Simulating a simple equation

I am new fairly new to Matlab - a light user for a few years and know only the basics.
I am trying to use it to simulate a trend in two parameters with a third and to then plot the result.
All i want to do, at least to start with, is to simulate the trend in Co and Cr with E according to:
c=0.057;% a constant
E0=0;
E=-0.5:0.05:0.5;
Co=linspace(0,1,0.01); %dependent variable
Cr=linspace (0,1,0.01); %second dependent variable
E=E0+(c*log(Co/Cr));
plot(E,Co,'b*-')
i think lines 3&4 are equivalent ways of specifying a range of numbers.
This fails with an error related to the vectors being of unequal length. f, by "plotting vectors" the software means E and Co then i don't understand why these would need to be "the same length" (indeed this error remains if i confine them to the same numerical range anyway).

• **Data**:
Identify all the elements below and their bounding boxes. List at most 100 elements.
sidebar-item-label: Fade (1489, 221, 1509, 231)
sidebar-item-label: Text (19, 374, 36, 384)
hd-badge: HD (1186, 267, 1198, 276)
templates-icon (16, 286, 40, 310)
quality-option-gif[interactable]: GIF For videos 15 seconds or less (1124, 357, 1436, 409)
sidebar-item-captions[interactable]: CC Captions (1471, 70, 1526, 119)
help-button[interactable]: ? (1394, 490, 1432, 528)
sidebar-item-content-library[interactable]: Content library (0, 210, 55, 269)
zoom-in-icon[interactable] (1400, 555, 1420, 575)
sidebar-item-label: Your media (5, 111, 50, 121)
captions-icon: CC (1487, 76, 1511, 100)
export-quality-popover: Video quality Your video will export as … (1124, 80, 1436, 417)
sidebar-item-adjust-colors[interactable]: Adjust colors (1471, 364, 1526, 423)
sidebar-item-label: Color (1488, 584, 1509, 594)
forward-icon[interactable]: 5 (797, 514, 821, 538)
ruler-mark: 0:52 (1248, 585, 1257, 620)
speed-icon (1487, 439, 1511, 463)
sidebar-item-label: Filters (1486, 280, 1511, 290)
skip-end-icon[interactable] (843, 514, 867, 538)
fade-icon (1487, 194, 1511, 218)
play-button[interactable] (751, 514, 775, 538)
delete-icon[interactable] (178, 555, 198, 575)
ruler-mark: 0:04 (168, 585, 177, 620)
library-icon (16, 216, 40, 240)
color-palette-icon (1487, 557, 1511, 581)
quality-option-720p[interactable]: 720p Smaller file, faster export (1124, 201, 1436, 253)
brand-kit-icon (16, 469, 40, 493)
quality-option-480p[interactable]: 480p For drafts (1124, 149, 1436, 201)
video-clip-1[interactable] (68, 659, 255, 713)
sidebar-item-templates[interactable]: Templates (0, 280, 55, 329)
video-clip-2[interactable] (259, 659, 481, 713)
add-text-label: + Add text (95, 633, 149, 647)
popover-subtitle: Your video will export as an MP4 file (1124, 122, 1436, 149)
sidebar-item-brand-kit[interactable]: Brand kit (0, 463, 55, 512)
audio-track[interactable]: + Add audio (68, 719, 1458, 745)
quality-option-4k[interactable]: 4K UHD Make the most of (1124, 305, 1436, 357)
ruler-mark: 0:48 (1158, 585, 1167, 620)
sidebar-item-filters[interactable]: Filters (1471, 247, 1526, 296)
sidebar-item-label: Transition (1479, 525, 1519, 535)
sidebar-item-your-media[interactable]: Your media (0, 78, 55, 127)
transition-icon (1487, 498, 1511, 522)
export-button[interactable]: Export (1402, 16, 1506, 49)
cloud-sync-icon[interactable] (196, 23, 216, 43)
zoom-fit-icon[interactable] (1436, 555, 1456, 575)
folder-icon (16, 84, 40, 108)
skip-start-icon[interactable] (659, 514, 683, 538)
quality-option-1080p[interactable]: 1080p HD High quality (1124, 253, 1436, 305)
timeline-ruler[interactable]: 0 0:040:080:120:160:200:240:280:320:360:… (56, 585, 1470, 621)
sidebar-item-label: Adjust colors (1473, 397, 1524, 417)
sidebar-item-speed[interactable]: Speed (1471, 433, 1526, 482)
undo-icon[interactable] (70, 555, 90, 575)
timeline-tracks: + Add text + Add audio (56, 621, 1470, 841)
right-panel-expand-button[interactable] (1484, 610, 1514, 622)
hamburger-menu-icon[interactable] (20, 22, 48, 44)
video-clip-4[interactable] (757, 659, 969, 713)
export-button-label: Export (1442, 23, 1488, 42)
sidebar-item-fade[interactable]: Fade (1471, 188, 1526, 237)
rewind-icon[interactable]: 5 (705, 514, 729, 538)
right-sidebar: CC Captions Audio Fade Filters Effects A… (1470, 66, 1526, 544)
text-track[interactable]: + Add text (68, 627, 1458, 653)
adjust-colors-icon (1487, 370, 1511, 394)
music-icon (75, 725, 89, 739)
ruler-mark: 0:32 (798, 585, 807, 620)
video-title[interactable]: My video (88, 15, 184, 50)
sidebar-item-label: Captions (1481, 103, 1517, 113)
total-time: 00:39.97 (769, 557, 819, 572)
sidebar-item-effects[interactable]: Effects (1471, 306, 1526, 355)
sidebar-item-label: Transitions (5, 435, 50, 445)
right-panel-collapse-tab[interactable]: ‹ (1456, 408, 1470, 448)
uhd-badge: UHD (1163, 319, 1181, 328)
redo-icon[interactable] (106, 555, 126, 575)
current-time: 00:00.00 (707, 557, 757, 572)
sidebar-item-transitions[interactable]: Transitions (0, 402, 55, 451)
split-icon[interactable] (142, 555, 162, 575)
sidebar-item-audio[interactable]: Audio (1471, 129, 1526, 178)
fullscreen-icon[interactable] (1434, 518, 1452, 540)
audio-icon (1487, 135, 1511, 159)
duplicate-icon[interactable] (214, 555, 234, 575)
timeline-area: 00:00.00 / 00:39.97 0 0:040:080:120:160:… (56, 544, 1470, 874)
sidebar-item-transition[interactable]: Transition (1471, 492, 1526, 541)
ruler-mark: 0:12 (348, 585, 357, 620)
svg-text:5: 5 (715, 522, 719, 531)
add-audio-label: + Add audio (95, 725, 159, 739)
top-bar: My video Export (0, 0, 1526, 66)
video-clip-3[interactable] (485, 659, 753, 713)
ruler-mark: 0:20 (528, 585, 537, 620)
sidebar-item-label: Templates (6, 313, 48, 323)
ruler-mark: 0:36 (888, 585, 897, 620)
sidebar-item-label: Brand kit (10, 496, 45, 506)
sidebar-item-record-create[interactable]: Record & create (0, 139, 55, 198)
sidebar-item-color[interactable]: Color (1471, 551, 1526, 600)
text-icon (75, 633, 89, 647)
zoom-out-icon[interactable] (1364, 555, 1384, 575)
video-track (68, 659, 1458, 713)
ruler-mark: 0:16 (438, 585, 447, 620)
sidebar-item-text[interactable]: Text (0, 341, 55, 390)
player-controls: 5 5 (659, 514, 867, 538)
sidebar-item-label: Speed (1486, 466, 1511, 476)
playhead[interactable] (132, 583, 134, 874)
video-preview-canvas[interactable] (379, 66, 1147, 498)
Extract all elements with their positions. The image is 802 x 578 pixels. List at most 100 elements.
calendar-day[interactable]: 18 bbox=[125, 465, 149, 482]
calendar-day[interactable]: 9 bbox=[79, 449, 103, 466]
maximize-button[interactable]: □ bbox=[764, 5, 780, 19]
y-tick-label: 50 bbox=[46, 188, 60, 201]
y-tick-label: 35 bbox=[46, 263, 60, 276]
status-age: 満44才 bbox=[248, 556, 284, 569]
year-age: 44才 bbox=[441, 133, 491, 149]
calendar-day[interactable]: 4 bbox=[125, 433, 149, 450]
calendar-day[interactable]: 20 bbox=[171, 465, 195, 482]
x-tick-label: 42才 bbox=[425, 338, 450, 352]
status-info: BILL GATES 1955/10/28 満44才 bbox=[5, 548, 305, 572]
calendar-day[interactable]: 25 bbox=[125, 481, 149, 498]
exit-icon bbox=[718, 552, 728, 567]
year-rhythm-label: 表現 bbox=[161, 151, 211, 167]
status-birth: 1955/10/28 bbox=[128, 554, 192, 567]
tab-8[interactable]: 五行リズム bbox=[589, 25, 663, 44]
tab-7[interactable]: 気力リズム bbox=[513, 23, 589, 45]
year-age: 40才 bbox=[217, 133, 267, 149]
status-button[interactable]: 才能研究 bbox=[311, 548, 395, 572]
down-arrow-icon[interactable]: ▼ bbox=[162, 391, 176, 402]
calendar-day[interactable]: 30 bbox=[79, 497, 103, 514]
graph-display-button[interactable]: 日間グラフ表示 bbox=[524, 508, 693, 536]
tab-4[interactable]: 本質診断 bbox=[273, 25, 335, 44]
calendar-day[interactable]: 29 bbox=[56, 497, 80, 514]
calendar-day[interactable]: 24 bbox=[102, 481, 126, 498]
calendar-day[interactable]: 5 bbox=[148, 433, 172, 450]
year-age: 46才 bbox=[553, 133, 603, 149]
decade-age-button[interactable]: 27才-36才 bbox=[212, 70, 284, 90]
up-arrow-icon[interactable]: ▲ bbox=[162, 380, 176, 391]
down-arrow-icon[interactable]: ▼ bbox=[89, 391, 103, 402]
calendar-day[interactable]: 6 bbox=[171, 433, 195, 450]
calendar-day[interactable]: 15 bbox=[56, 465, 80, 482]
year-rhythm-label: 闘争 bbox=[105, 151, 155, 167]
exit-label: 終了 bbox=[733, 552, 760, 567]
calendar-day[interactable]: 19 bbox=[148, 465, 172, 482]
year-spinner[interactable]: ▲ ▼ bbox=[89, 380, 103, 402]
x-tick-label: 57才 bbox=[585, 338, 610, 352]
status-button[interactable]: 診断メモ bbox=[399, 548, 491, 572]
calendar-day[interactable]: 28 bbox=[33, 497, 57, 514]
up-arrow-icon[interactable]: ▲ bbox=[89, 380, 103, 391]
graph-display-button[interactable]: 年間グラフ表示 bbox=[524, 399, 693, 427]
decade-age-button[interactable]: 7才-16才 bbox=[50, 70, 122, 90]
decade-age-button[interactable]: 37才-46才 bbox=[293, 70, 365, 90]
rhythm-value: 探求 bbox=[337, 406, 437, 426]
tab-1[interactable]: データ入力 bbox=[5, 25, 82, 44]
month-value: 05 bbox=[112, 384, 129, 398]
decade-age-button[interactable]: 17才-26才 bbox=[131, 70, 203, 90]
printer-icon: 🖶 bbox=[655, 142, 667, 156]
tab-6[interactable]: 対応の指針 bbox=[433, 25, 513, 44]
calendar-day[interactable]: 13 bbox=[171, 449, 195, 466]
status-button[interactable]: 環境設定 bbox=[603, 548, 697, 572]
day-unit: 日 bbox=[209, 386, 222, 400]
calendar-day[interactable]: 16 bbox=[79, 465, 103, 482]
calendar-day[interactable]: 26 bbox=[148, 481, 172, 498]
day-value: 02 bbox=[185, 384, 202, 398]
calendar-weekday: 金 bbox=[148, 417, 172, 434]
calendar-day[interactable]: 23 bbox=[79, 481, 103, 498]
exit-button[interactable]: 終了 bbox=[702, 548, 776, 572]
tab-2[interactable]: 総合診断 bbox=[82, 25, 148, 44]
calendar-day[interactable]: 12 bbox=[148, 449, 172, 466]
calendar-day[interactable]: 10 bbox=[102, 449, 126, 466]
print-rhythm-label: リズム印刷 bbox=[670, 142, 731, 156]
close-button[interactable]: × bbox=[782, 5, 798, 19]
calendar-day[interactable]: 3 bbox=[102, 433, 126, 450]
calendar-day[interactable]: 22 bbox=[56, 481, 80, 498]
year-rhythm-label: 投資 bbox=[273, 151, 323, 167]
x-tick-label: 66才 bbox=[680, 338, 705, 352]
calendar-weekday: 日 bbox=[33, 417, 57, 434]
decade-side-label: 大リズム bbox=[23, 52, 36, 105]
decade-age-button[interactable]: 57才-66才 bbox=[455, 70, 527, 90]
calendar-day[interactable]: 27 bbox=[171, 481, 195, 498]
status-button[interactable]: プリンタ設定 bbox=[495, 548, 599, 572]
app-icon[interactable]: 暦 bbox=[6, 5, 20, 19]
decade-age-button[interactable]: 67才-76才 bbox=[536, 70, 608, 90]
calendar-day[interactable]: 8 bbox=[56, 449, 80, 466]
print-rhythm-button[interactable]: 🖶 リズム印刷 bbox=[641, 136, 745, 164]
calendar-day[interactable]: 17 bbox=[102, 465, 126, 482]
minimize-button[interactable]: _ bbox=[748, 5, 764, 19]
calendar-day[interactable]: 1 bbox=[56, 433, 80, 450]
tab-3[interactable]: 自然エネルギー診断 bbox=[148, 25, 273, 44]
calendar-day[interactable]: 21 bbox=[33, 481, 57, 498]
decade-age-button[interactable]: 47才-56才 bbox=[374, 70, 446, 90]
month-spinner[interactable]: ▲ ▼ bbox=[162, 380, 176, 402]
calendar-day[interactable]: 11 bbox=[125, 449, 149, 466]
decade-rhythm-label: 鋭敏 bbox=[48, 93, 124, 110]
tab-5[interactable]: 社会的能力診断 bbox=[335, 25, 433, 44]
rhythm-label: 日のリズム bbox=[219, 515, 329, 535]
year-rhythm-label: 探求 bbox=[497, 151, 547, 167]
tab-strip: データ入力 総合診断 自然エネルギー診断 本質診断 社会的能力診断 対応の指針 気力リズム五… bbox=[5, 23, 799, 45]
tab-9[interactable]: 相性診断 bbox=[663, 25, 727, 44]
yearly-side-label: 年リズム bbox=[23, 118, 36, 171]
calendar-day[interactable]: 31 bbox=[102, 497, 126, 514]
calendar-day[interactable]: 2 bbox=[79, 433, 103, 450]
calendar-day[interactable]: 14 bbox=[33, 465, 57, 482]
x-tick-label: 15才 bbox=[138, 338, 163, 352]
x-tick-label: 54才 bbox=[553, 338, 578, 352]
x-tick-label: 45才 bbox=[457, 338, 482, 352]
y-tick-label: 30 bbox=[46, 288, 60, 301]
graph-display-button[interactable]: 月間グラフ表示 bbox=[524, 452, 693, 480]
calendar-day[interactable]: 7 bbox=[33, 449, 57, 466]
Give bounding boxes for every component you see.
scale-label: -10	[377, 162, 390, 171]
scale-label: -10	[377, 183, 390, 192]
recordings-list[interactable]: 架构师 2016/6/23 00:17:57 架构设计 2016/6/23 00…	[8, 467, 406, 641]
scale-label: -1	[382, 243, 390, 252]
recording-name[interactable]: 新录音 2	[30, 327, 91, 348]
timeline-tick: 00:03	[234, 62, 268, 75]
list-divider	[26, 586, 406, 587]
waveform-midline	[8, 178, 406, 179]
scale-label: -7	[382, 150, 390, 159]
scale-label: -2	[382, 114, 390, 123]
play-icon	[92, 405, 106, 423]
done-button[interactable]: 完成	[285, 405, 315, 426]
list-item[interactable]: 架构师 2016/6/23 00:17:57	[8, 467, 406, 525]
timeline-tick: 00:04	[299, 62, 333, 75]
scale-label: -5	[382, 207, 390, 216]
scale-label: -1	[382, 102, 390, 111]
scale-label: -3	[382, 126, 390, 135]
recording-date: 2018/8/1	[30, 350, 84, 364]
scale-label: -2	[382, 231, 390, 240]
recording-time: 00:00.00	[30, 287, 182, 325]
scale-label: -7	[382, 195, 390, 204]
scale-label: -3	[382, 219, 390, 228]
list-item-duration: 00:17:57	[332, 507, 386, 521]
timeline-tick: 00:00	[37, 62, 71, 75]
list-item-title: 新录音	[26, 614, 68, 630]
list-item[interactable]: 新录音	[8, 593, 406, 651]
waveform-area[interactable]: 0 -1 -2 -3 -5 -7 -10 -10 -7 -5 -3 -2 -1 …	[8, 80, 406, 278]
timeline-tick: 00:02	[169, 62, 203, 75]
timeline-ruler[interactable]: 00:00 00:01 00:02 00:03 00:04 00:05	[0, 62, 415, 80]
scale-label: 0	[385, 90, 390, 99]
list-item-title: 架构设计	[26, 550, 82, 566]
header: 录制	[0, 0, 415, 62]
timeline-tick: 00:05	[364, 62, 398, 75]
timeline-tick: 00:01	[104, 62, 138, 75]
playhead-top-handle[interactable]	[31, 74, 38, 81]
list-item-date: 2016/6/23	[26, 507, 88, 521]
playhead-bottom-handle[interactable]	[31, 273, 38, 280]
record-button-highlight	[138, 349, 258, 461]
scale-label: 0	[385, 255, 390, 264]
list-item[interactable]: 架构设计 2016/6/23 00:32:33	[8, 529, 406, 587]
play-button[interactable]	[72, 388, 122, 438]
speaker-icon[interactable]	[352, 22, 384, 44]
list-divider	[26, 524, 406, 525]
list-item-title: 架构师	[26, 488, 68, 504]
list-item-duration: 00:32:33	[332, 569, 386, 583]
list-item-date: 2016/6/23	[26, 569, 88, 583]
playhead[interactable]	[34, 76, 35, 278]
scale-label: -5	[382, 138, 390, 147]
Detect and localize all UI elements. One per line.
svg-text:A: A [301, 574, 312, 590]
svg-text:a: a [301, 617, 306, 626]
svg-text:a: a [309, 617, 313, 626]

• **Request A**: Decide whether each statement below agrees with the Matlab question about simulating a simple equation. Answer yes or no for each, and quote the words from the text that decide it. (i) The writer has used Matlab lightly for a few years. (ii) The constant c is set to 0.57. (iii) The error disappears when the writer confines E and Co to the same numerical range.
• **Request B**: According to the Matlab question about simulating a simple equation, what is the error that the code fails with related to?

• **Full answer A**:
(i) Yes: "a light user for a few years and know only the basics."
(ii) No: "c=0.057;% a constant"
(iii) No: "indeed this error remains if i confine them to the same numerical range anyway"

• **Full answer B**: The error is related to the vectors being of unequal length.